╭─ Data excerpts
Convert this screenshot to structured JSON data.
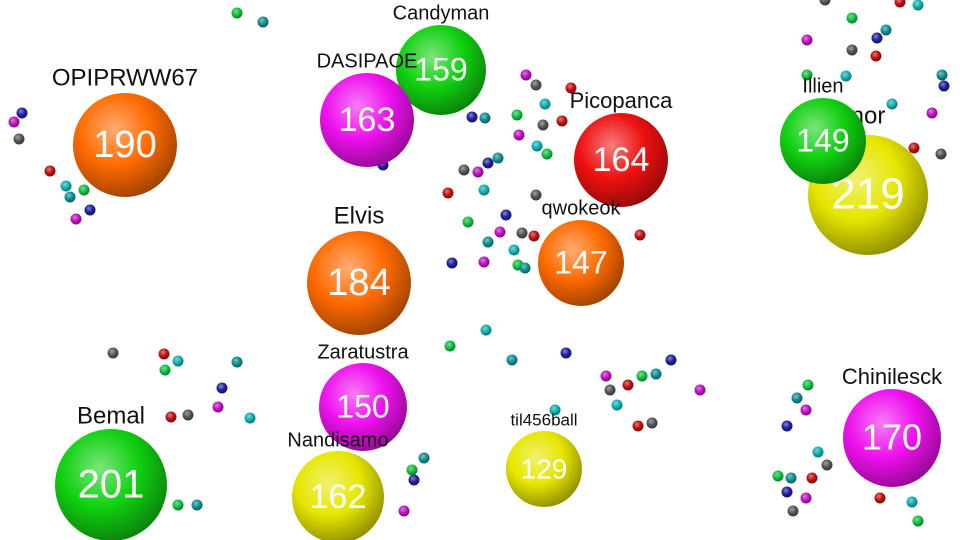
{
  "players": [
    {
      "name": "nor",
      "score": 219,
      "color": "#e6e600"
    },
    {
      "name": "OPIPRWW67",
      "score": 190,
      "color": "#ff6a00"
    },
    {
      "name": "Candyman",
      "score": 159,
      "color": "#10d010"
    },
    {
      "name": "DASIPAOE",
      "score": 163,
      "color": "#ee10ee"
    },
    {
      "name": "Picopanca",
      "score": 164,
      "color": "#ee1010"
    },
    {
      "name": "Illien",
      "score": 149,
      "color": "#10d010"
    },
    {
      "name": "Elvis",
      "score": 184,
      "color": "#ff6a00"
    },
    {
      "name": "qwokeok",
      "score": 147,
      "color": "#ff6a00"
    },
    {
      "name": "Zaratustra",
      "score": 150,
      "color": "#ee10ee"
    },
    {
      "name": "Bemal",
      "score": 201,
      "color": "#10d010"
    },
    {
      "name": "Nandisamo",
      "score": 162,
      "color": "#e6e600"
    },
    {
      "name": "til456ball",
      "score": 129,
      "color": "#e6e600"
    },
    {
      "name": "Chinilesck",
      "score": 170,
      "color": "#ee10ee"
    }
  ]
}
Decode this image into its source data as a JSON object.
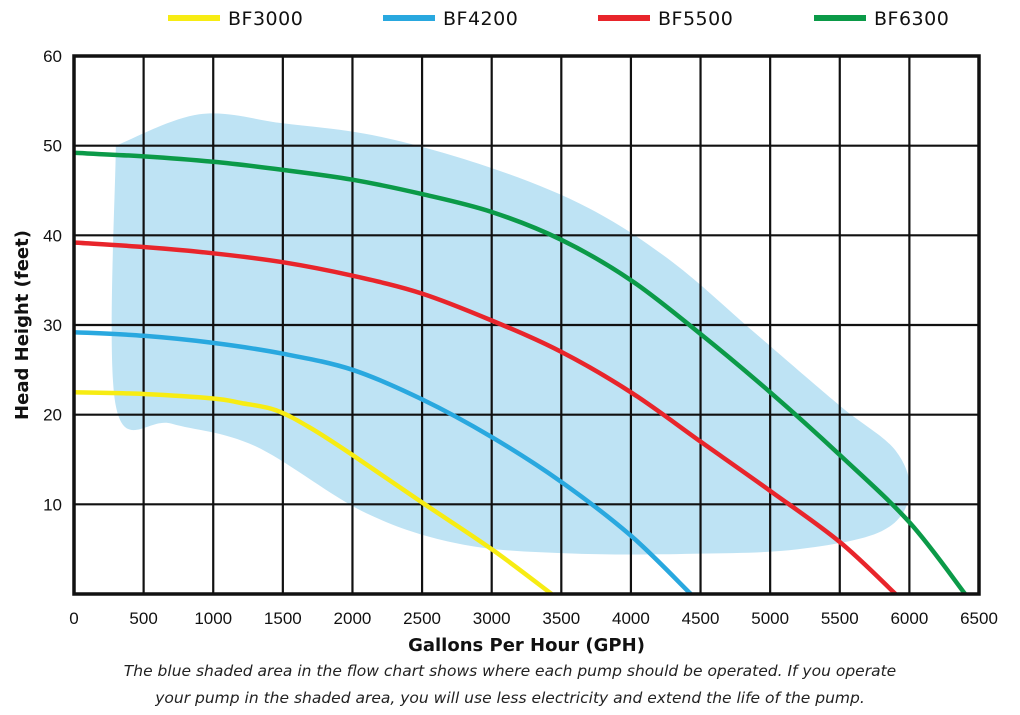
{
  "chart_data": {
    "type": "line",
    "xlabel": "Gallons Per Hour (GPH)",
    "ylabel": "Head Height (feet)",
    "xlim": [
      0,
      6500
    ],
    "ylim": [
      0,
      60
    ],
    "xticks": [
      0,
      500,
      1000,
      1500,
      2000,
      2500,
      3000,
      3500,
      4000,
      4500,
      5000,
      5500,
      6000,
      6500
    ],
    "xtick_labels": [
      "0",
      "500",
      "1000",
      "1500",
      "2000",
      "2500",
      "3000",
      "3500",
      "4000",
      "4500",
      "5000",
      "5500",
      "6000",
      "6500"
    ],
    "yticks": [
      10,
      20,
      30,
      40,
      50,
      60
    ],
    "ytick_labels": [
      "10",
      "20",
      "30",
      "40",
      "50",
      "60"
    ],
    "grid": true,
    "legend_position": "top",
    "shaded_region": {
      "description": "recommended operating area",
      "color": "#bee3f4",
      "x": [
        300,
        900,
        1500,
        2200,
        3000,
        3700,
        4300,
        4900,
        5500,
        5900,
        6000,
        5800,
        5200,
        4500,
        3600,
        2800,
        2100,
        1300,
        700,
        300,
        300
      ],
      "y": [
        50,
        53.5,
        52.5,
        51,
        47.5,
        43,
        37,
        29,
        21,
        16,
        11,
        7,
        5,
        4.5,
        4.5,
        5.5,
        9,
        16.5,
        19,
        21,
        50
      ]
    },
    "series": [
      {
        "name": "BF3000",
        "color": "#f7ec13",
        "x": [
          0,
          500,
          1000,
          1200,
          1450,
          1700,
          2000,
          2500,
          3000,
          3430
        ],
        "y": [
          22.5,
          22.3,
          21.8,
          21.3,
          20.5,
          18.5,
          15.5,
          10.2,
          5,
          0
        ]
      },
      {
        "name": "BF4200",
        "color": "#29a8df",
        "x": [
          0,
          500,
          1000,
          1500,
          2000,
          2500,
          3000,
          3500,
          4000,
          4430
        ],
        "y": [
          29.2,
          28.8,
          28.0,
          26.8,
          25,
          21.7,
          17.5,
          12.5,
          6.5,
          0
        ]
      },
      {
        "name": "BF5500",
        "color": "#e8252b",
        "x": [
          0,
          500,
          1000,
          1500,
          2000,
          2500,
          3000,
          3500,
          4000,
          4500,
          5000,
          5500,
          5900
        ],
        "y": [
          39.2,
          38.7,
          38.0,
          37.0,
          35.5,
          33.5,
          30.5,
          27,
          22.5,
          17,
          11.5,
          5.8,
          0
        ]
      },
      {
        "name": "BF6300",
        "color": "#0b9a48",
        "x": [
          0,
          500,
          1000,
          1500,
          2000,
          2500,
          3000,
          3500,
          4000,
          4500,
          5000,
          5500,
          6000,
          6400
        ],
        "y": [
          49.2,
          48.8,
          48.2,
          47.3,
          46.2,
          44.6,
          42.6,
          39.5,
          35,
          29,
          22.5,
          15.5,
          8,
          0
        ]
      }
    ],
    "caption": [
      "The blue shaded area in the flow chart shows where each pump should be operated. If you operate",
      "your pump in the shaded area, you will use less electricity and extend the life of the pump."
    ]
  }
}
╰─
» **Prompt**:
Will you set down the records word for word while leaving out every picture?

» **Written response**:
Convert this screenshot to structured JSON data.
{
  "players": [
    {
      "name": "nor",
      "score": 219,
      "color": "#e6e600"
    },
    {
      "name": "OPIPRWW67",
      "score": 190,
      "color": "#ff6a00"
    },
    {
      "name": "Candyman",
      "score": 159,
      "color": "#10d010"
    },
    {
      "name": "DASIPAOE",
      "score": 163,
      "color": "#ee10ee"
    },
    {
      "name": "Picopanca",
      "score": 164,
      "color": "#ee1010"
    },
    {
      "name": "Illien",
      "score": 149,
      "color": "#10d010"
    },
    {
      "name": "Elvis",
      "score": 184,
      "color": "#ff6a00"
    },
    {
      "name": "qwokeok",
      "score": 147,
      "color": "#ff6a00"
    },
    {
      "name": "Zaratustra",
      "score": 150,
      "color": "#ee10ee"
    },
    {
      "name": "Bemal",
      "score": 201,
      "color": "#10d010"
    },
    {
      "name": "Nandisamo",
      "score": 162,
      "color": "#e6e600"
    },
    {
      "name": "til456ball",
      "score": 129,
      "color": "#e6e600"
    },
    {
      "name": "Chinilesck",
      "score": 170,
      "color": "#ee10ee"
    }
  ]
}
Decode this image into its source data as a JSON object.
{
  "chart_data": {
    "type": "line",
    "xlabel": "Gallons Per Hour (GPH)",
    "ylabel": "Head Height (feet)",
    "xlim": [
      0,
      6500
    ],
    "ylim": [
      0,
      60
    ],
    "xticks": [
      0,
      500,
      1000,
      1500,
      2000,
      2500,
      3000,
      3500,
      4000,
      4500,
      5000,
      5500,
      6000,
      6500
    ],
    "xtick_labels": [
      "0",
      "500",
      "1000",
      "1500",
      "2000",
      "2500",
      "3000",
      "3500",
      "4000",
      "4500",
      "5000",
      "5500",
      "6000",
      "6500"
    ],
    "yticks": [
      10,
      20,
      30,
      40,
      50,
      60
    ],
    "ytick_labels": [
      "10",
      "20",
      "30",
      "40",
      "50",
      "60"
    ],
    "grid": true,
    "legend_position": "top",
    "shaded_region": {
      "description": "recommended operating area",
      "color": "#bee3f4",
      "x": [
        300,
        900,
        1500,
        2200,
        3000,
        3700,
        4300,
        4900,
        5500,
        5900,
        6000,
        5800,
        5200,
        4500,
        3600,
        2800,
        2100,
        1300,
        700,
        300,
        300
      ],
      "y": [
        50,
        53.5,
        52.5,
        51,
        47.5,
        43,
        37,
        29,
        21,
        16,
        11,
        7,
        5,
        4.5,
        4.5,
        5.5,
        9,
        16.5,
        19,
        21,
        50
      ]
    },
    "series": [
      {
        "name": "BF3000",
        "color": "#f7ec13",
        "x": [
          0,
          500,
          1000,
          1200,
          1450,
          1700,
          2000,
          2500,
          3000,
          3430
        ],
        "y": [
          22.5,
          22.3,
          21.8,
          21.3,
          20.5,
          18.5,
          15.5,
          10.2,
          5,
          0
        ]
      },
      {
        "name": "BF4200",
        "color": "#29a8df",
        "x": [
          0,
          500,
          1000,
          1500,
          2000,
          2500,
          3000,
          3500,
          4000,
          4430
        ],
        "y": [
          29.2,
          28.8,
          28.0,
          26.8,
          25,
          21.7,
          17.5,
          12.5,
          6.5,
          0
        ]
      },
      {
        "name": "BF5500",
        "color": "#e8252b",
        "x": [
          0,
          500,
          1000,
          1500,
          2000,
          2500,
          3000,
          3500,
          4000,
          4500,
          5000,
          5500,
          5900
        ],
        "y": [
          39.2,
          38.7,
          38.0,
          37.0,
          35.5,
          33.5,
          30.5,
          27,
          22.5,
          17,
          11.5,
          5.8,
          0
        ]
      },
      {
        "name": "BF6300",
        "color": "#0b9a48",
        "x": [
          0,
          500,
          1000,
          1500,
          2000,
          2500,
          3000,
          3500,
          4000,
          4500,
          5000,
          5500,
          6000,
          6400
        ],
        "y": [
          49.2,
          48.8,
          48.2,
          47.3,
          46.2,
          44.6,
          42.6,
          39.5,
          35,
          29,
          22.5,
          15.5,
          8,
          0
        ]
      }
    ],
    "caption": [
      "The blue shaded area in the flow chart shows where each pump should be operated. If you operate",
      "your pump in the shaded area, you will use less electricity and extend the life of the pump."
    ]
  }
}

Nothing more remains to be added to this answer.